Required task: Reproduce the data in its entirety, exactly as supplied.

▽

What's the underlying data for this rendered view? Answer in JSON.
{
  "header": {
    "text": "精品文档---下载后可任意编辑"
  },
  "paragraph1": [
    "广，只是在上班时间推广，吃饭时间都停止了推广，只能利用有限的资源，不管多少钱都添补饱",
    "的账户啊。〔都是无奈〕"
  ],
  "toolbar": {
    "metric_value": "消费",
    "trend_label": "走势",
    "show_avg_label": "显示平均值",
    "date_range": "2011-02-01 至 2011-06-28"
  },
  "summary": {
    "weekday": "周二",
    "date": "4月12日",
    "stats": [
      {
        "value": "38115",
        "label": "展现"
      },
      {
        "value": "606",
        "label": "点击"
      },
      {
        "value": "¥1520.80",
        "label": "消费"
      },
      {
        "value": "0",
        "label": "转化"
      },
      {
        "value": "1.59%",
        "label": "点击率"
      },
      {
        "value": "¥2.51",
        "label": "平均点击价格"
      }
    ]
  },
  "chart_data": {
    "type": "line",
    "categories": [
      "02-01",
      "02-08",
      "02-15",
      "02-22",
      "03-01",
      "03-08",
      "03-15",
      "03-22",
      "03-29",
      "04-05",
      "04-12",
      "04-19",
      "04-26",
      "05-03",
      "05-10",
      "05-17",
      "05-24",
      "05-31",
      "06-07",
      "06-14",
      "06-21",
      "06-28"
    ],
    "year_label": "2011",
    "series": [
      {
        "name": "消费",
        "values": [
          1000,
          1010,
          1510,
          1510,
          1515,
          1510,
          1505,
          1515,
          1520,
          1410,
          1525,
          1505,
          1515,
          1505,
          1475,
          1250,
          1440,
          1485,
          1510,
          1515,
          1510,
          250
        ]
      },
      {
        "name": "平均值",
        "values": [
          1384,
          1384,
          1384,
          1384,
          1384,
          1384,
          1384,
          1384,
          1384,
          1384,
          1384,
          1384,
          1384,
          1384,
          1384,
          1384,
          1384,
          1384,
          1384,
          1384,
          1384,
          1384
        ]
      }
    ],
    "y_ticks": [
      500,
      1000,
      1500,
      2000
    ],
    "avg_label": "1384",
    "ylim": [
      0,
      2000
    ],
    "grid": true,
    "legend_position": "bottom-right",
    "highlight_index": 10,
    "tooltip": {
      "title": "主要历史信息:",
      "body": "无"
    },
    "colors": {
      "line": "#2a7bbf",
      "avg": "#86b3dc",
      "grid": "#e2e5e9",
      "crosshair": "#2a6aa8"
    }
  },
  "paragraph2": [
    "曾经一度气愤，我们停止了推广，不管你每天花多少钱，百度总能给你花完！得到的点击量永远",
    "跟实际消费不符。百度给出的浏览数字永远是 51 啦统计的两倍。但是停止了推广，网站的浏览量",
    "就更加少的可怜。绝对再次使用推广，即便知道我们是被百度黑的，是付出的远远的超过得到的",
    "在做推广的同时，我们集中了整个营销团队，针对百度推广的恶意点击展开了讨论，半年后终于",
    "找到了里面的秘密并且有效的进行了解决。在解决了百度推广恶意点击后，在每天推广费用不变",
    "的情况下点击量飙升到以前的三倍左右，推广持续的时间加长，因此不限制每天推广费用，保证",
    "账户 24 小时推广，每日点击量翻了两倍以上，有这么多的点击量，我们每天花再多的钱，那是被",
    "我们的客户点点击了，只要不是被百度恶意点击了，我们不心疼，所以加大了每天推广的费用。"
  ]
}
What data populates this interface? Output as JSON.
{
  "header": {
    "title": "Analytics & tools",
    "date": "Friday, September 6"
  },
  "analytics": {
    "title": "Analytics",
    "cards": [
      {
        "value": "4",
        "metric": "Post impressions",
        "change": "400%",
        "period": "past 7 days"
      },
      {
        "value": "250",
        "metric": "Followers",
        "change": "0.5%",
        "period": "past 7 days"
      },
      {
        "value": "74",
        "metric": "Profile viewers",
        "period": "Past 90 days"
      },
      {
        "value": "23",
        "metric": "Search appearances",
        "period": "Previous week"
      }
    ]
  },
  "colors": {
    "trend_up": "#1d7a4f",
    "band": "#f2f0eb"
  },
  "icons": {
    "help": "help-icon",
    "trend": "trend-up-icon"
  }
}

△

Solution for this problem:
What's the underlying data for this rendered view? Answer in JSON.
{
  "header": {
    "text": "精品文档---下载后可任意编辑"
  },
  "paragraph1": [
    "广，只是在上班时间推广，吃饭时间都停止了推广，只能利用有限的资源，不管多少钱都添补饱",
    "的账户啊。〔都是无奈〕"
  ],
  "toolbar": {
    "metric_value": "消费",
    "trend_label": "走势",
    "show_avg_label": "显示平均值",
    "date_range": "2011-02-01 至 2011-06-28"
  },
  "summary": {
    "weekday": "周二",
    "date": "4月12日",
    "stats": [
      {
        "value": "38115",
        "label": "展现"
      },
      {
        "value": "606",
        "label": "点击"
      },
      {
        "value": "¥1520.80",
        "label": "消费"
      },
      {
        "value": "0",
        "label": "转化"
      },
      {
        "value": "1.59%",
        "label": "点击率"
      },
      {
        "value": "¥2.51",
        "label": "平均点击价格"
      }
    ]
  },
  "chart_data": {
    "type": "line",
    "categories": [
      "02-01",
      "02-08",
      "02-15",
      "02-22",
      "03-01",
      "03-08",
      "03-15",
      "03-22",
      "03-29",
      "04-05",
      "04-12",
      "04-19",
      "04-26",
      "05-03",
      "05-10",
      "05-17",
      "05-24",
      "05-31",
      "06-07",
      "06-14",
      "06-21",
      "06-28"
    ],
    "year_label": "2011",
    "series": [
      {
        "name": "消费",
        "values": [
          1000,
          1010,
          1510,
          1510,
          1515,
          1510,
          1505,
          1515,
          1520,
          1410,
          1525,
          1505,
          1515,
          1505,
          1475,
          1250,
          1440,
          1485,
          1510,
          1515,
          1510,
          250
        ]
      },
      {
        "name": "平均值",
        "values": [
          1384,
          1384,
          1384,
          1384,
          1384,
          1384,
          1384,
          1384,
          1384,
          1384,
          1384,
          1384,
          1384,
          1384,
          1384,
          1384,
          1384,
          1384,
          1384,
          1384,
          1384,
          1384
        ]
      }
    ],
    "y_ticks": [
      500,
      1000,
      1500,
      2000
    ],
    "avg_label": "1384",
    "ylim": [
      0,
      2000
    ],
    "grid": true,
    "legend_position": "bottom-right",
    "highlight_index": 10,
    "tooltip": {
      "title": "主要历史信息:",
      "body": "无"
    },
    "colors": {
      "line": "#2a7bbf",
      "avg": "#86b3dc",
      "grid": "#e2e5e9",
      "crosshair": "#2a6aa8"
    }
  },
  "paragraph2": [
    "曾经一度气愤，我们停止了推广，不管你每天花多少钱，百度总能给你花完！得到的点击量永远",
    "跟实际消费不符。百度给出的浏览数字永远是 51 啦统计的两倍。但是停止了推广，网站的浏览量",
    "就更加少的可怜。绝对再次使用推广，即便知道我们是被百度黑的，是付出的远远的超过得到的",
    "在做推广的同时，我们集中了整个营销团队，针对百度推广的恶意点击展开了讨论，半年后终于",
    "找到了里面的秘密并且有效的进行了解决。在解决了百度推广恶意点击后，在每天推广费用不变",
    "的情况下点击量飙升到以前的三倍左右，推广持续的时间加长，因此不限制每天推广费用，保证",
    "账户 24 小时推广，每日点击量翻了两倍以上，有这么多的点击量，我们每天花再多的钱，那是被",
    "我们的客户点点击了，只要不是被百度恶意点击了，我们不心疼，所以加大了每天推广的费用。"
  ]
}
What data populates this interface? Output as JSON.
{
  "header": {
    "title": "Analytics & tools",
    "date": "Friday, September 6"
  },
  "analytics": {
    "title": "Analytics",
    "cards": [
      {
        "value": "4",
        "metric": "Post impressions",
        "change": "400%",
        "period": "past 7 days"
      },
      {
        "value": "250",
        "metric": "Followers",
        "change": "0.5%",
        "period": "past 7 days"
      },
      {
        "value": "74",
        "metric": "Profile viewers",
        "period": "Past 90 days"
      },
      {
        "value": "23",
        "metric": "Search appearances",
        "period": "Previous week"
      }
    ]
  },
  "colors": {
    "trend_up": "#1d7a4f",
    "band": "#f2f0eb"
  },
  "icons": {
    "help": "help-icon",
    "trend": "trend-up-icon"
  }
}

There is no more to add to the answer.